# Problem
Only the lines holding the string "欢迎学习HTML" are needed. Copy each one.

# Record list
------------------------------------

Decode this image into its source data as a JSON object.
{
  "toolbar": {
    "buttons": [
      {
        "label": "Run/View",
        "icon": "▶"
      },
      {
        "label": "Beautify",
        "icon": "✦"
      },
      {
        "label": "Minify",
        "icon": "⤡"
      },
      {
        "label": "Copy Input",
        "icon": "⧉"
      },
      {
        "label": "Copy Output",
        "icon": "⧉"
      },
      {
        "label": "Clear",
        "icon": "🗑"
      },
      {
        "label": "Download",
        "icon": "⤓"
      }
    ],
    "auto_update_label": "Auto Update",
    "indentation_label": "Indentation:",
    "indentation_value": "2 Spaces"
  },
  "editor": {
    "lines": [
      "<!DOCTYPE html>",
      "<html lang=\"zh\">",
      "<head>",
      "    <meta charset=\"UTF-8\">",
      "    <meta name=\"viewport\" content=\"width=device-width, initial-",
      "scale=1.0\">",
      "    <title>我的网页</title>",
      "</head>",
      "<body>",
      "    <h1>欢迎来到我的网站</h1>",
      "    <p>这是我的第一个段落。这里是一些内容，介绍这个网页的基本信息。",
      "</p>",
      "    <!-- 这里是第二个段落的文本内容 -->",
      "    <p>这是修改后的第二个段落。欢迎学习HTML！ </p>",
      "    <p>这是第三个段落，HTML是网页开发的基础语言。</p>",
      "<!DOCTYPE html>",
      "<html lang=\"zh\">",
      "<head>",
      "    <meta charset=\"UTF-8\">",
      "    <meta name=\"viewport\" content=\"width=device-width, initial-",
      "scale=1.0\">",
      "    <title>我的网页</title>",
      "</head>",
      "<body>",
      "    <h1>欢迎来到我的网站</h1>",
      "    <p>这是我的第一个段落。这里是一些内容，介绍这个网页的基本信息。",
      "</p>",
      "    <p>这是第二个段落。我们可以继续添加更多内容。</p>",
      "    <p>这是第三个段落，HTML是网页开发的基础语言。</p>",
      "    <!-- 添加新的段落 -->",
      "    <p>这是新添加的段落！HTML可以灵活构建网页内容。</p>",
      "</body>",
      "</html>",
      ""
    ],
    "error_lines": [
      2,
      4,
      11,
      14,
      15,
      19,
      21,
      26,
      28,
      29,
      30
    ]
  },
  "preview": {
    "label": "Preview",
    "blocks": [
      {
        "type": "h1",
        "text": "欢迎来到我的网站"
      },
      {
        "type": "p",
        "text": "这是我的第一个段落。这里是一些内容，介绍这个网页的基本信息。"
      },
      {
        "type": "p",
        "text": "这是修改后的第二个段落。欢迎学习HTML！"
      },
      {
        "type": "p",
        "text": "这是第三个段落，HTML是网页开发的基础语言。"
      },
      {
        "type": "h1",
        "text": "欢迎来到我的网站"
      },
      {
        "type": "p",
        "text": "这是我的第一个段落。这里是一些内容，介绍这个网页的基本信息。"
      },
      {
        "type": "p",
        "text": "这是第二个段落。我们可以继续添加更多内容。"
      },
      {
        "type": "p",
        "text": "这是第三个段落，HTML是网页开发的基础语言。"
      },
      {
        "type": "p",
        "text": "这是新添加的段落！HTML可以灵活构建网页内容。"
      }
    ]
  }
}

------------------------------------

# Task solution
      "    <p>这是修改后的第二个段落。欢迎学习HTML！ </p>",
        "text": "这是修改后的第二个段落。欢迎学习HTML！"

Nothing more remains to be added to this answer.